**Written instruction**
Copy all entries without alteration and skip the pictures they hold.

Source records:
○ ○ ○ ○ ○
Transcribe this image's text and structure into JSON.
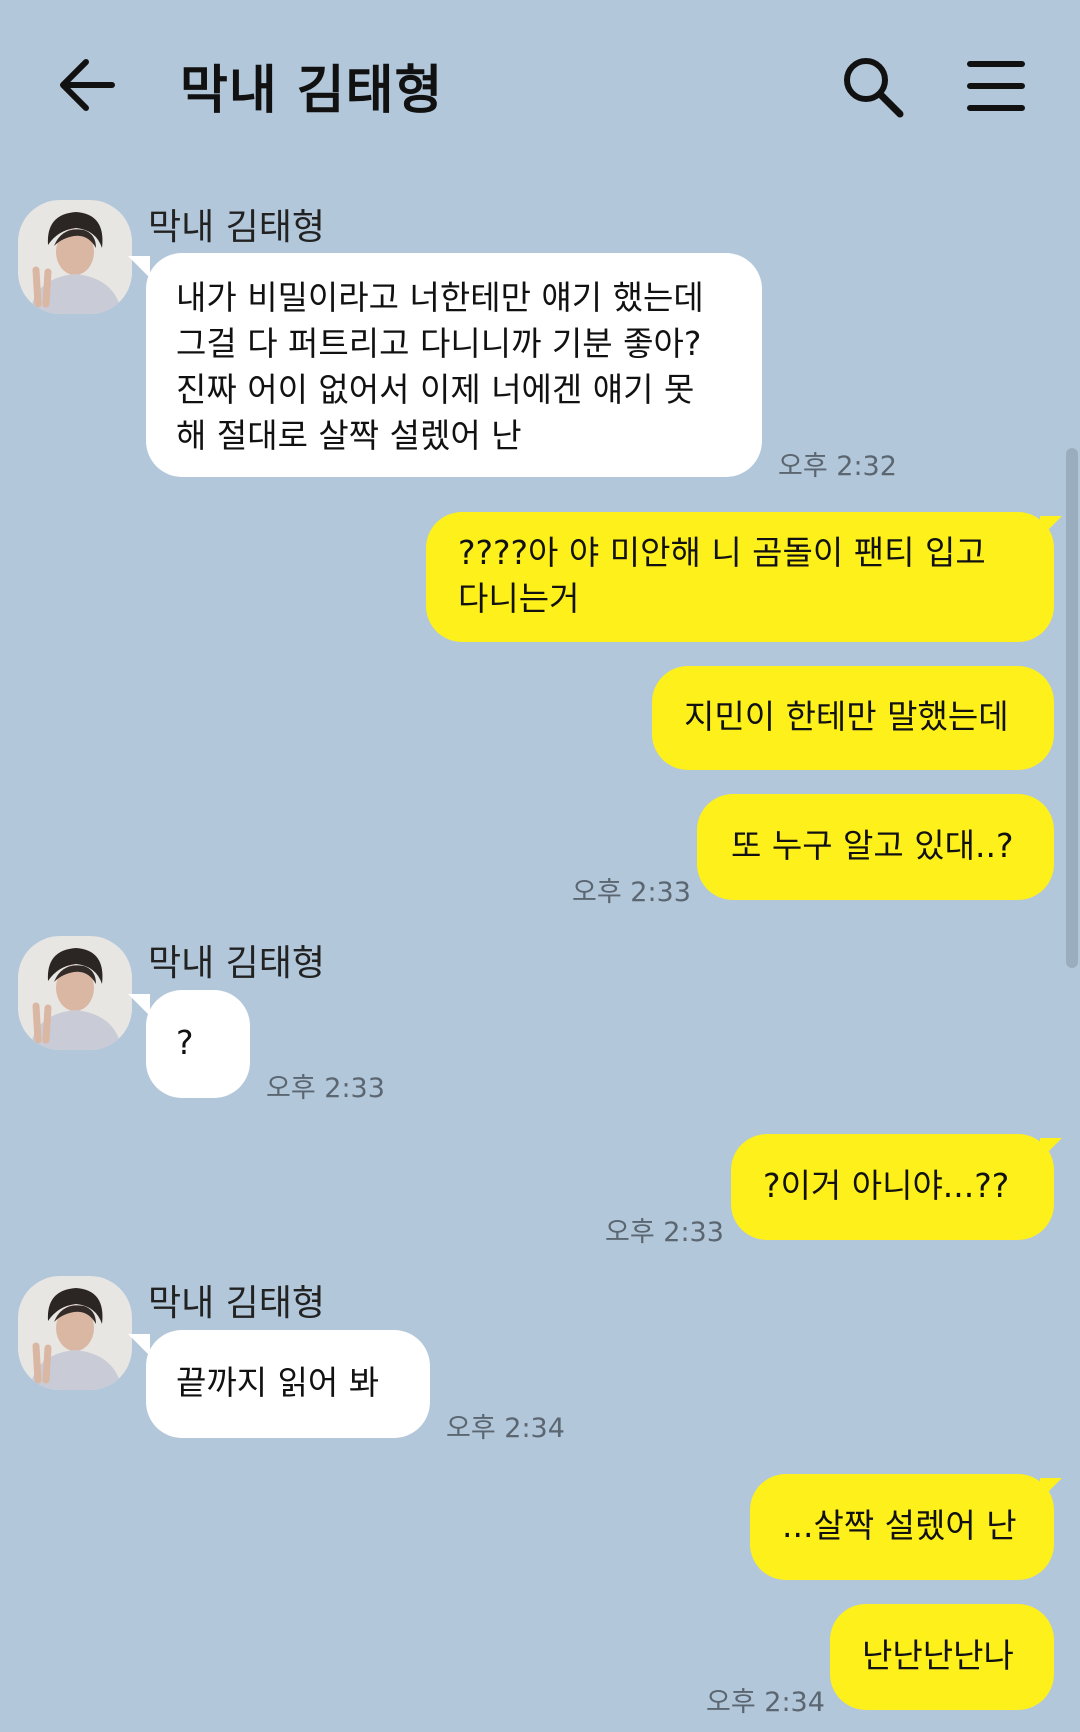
{
  "header": {
    "title": "막내 김태형",
    "back_icon": "arrow-left-icon",
    "search_icon": "search-icon",
    "menu_icon": "hamburger-menu-icon"
  },
  "colors": {
    "background": "#b2c7da",
    "incoming_bubble": "#ffffff",
    "outgoing_bubble": "#fef01b"
  },
  "messages": [
    {
      "direction": "incoming",
      "sender": "막내 김태형",
      "lines": [
        "내가 비밀이라고 너한테만 얘기 했는데",
        "그걸 다 퍼트리고 다니니까 기분 좋아?",
        "진짜 어이 없어서 이제 너에겐 얘기 못",
        "해 절대로 살짝 설렜어 난"
      ],
      "time": "오후 2:32"
    },
    {
      "direction": "outgoing",
      "lines": [
        "????아 야 미안해 니 곰돌이 팬티 입고",
        "다니는거"
      ]
    },
    {
      "direction": "outgoing",
      "lines": [
        "지민이 한테만 말했는데"
      ]
    },
    {
      "direction": "outgoing",
      "lines": [
        "또 누구 알고 있대..?"
      ],
      "time": "오후 2:33"
    },
    {
      "direction": "incoming",
      "sender": "막내 김태형",
      "lines": [
        "?"
      ],
      "time": "오후 2:33"
    },
    {
      "direction": "outgoing",
      "lines": [
        "?이거 아니야...??"
      ],
      "time": "오후 2:33"
    },
    {
      "direction": "incoming",
      "sender": "막내 김태형",
      "lines": [
        "끝까지  읽어 봐"
      ],
      "time": "오후 2:34"
    },
    {
      "direction": "outgoing",
      "lines": [
        "...살짝 설렜어 난"
      ]
    },
    {
      "direction": "outgoing",
      "lines": [
        "난난난난나"
      ],
      "time": "오후 2:34"
    }
  ]
}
○ ○ ○ ○ ○
**Completed task**
Transcribe this image's text and structure into JSON.
{
  "header": {
    "title": "막내 김태형",
    "back_icon": "arrow-left-icon",
    "search_icon": "search-icon",
    "menu_icon": "hamburger-menu-icon"
  },
  "colors": {
    "background": "#b2c7da",
    "incoming_bubble": "#ffffff",
    "outgoing_bubble": "#fef01b"
  },
  "messages": [
    {
      "direction": "incoming",
      "sender": "막내 김태형",
      "lines": [
        "내가 비밀이라고 너한테만 얘기 했는데",
        "그걸 다 퍼트리고 다니니까 기분 좋아?",
        "진짜 어이 없어서 이제 너에겐 얘기 못",
        "해 절대로 살짝 설렜어 난"
      ],
      "time": "오후 2:32"
    },
    {
      "direction": "outgoing",
      "lines": [
        "????아 야 미안해 니 곰돌이 팬티 입고",
        "다니는거"
      ]
    },
    {
      "direction": "outgoing",
      "lines": [
        "지민이 한테만 말했는데"
      ]
    },
    {
      "direction": "outgoing",
      "lines": [
        "또 누구 알고 있대..?"
      ],
      "time": "오후 2:33"
    },
    {
      "direction": "incoming",
      "sender": "막내 김태형",
      "lines": [
        "?"
      ],
      "time": "오후 2:33"
    },
    {
      "direction": "outgoing",
      "lines": [
        "?이거 아니야...??"
      ],
      "time": "오후 2:33"
    },
    {
      "direction": "incoming",
      "sender": "막내 김태형",
      "lines": [
        "끝까지  읽어 봐"
      ],
      "time": "오후 2:34"
    },
    {
      "direction": "outgoing",
      "lines": [
        "...살짝 설렜어 난"
      ]
    },
    {
      "direction": "outgoing",
      "lines": [
        "난난난난나"
      ],
      "time": "오후 2:34"
    }
  ]
}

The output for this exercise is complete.